▶ EXERCISE PROMPT: Determine the number of lines that have the string "icon" in them, and give only that number.

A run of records

-------------------------

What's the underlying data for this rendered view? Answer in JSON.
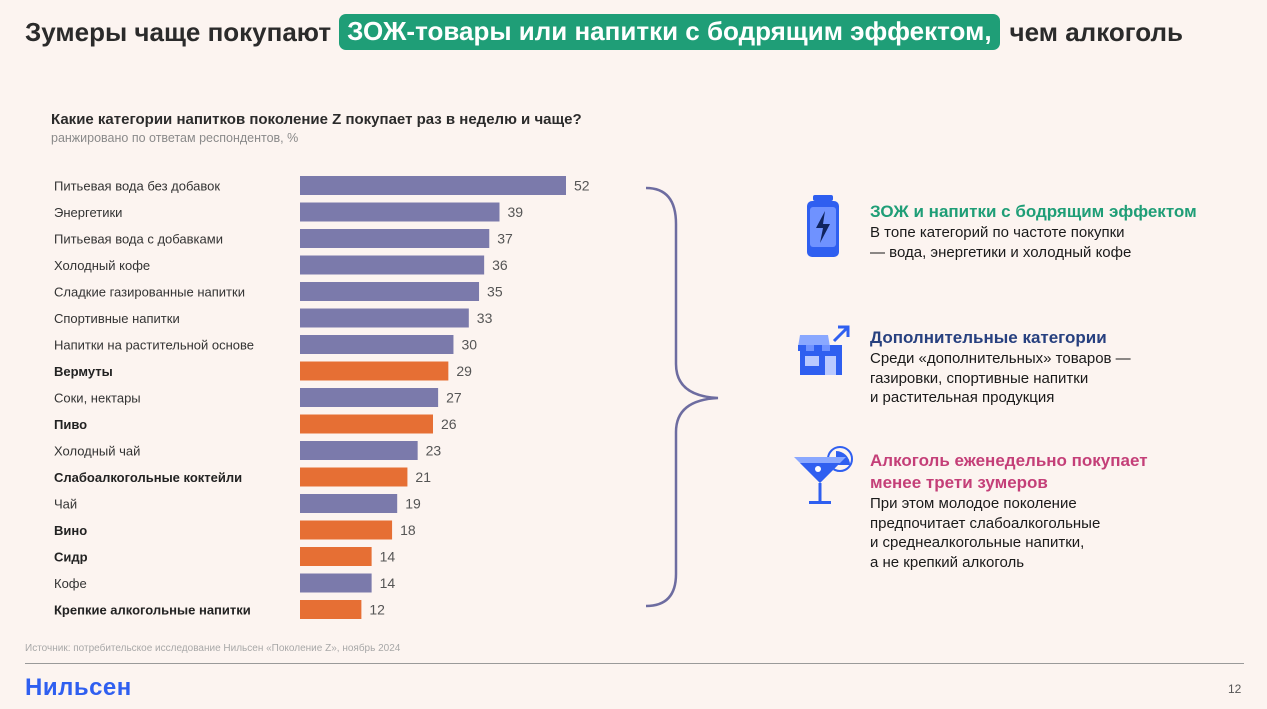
{
  "title": {
    "before": "Зумеры чаще покупают",
    "highlight": "ЗОЖ-товары или напитки с бодрящим эффектом,",
    "after": "чем алкоголь"
  },
  "chart_data": {
    "type": "bar",
    "orientation": "horizontal",
    "title": "Какие категории напитков поколение Z покупает раз в неделю и чаще?",
    "subtitle": "ранжировано по ответам респондентов, %",
    "categories": [
      "Питьевая вода без добавок",
      "Энергетики",
      "Питьевая вода с добавками",
      "Холодный кофе",
      "Сладкие газированные напитки",
      "Спортивные напитки",
      "Напитки на растительной основе",
      "Вермуты",
      "Соки, нектары",
      "Пиво",
      "Холодный чай",
      "Слабоалкогольные коктейли",
      "Чай",
      "Вино",
      "Сидр",
      "Кофе",
      "Крепкие алкогольные напитки"
    ],
    "values": [
      52,
      39,
      37,
      36,
      35,
      33,
      30,
      29,
      27,
      26,
      23,
      21,
      19,
      18,
      14,
      14,
      12
    ],
    "alcohol": [
      false,
      false,
      false,
      false,
      false,
      false,
      false,
      true,
      false,
      true,
      false,
      true,
      false,
      true,
      true,
      false,
      true
    ],
    "colors": {
      "non_alcohol": "#7b7aab",
      "alcohol": "#e66f34"
    },
    "xlim": [
      0,
      52
    ],
    "grid": false,
    "legend": "none"
  },
  "info": [
    {
      "heading": "ЗОЖ и напитки с бодрящим эффектом",
      "text": "В топе категорий по частоте покупки\n— вода, энергетики и холодный кофе",
      "icon": "energy-can-icon",
      "color": "#1f9e77"
    },
    {
      "heading": "Дополнительные категории",
      "text": "Среди «дополнительных» товаров —\nгазировки, спортивные напитки\nи растительная продукция",
      "icon": "store-icon",
      "color": "#27407f"
    },
    {
      "heading": "Алкоголь еженедельно покупает менее трети зумеров",
      "text": "При этом молодое поколение\nпредпочитает слабоалкогольные\nи среднеалкогольные напитки,\nа не крепкий алкоголь",
      "icon": "cocktail-icon",
      "color": "#c43f78"
    }
  ],
  "footer": {
    "source": "Источник: потребительское исследование Нильсен «Поколение Z», ноябрь 2024",
    "logo": "Нильсен",
    "page": "12"
  }
}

-------------------------

▶ FINAL ANSWER: 3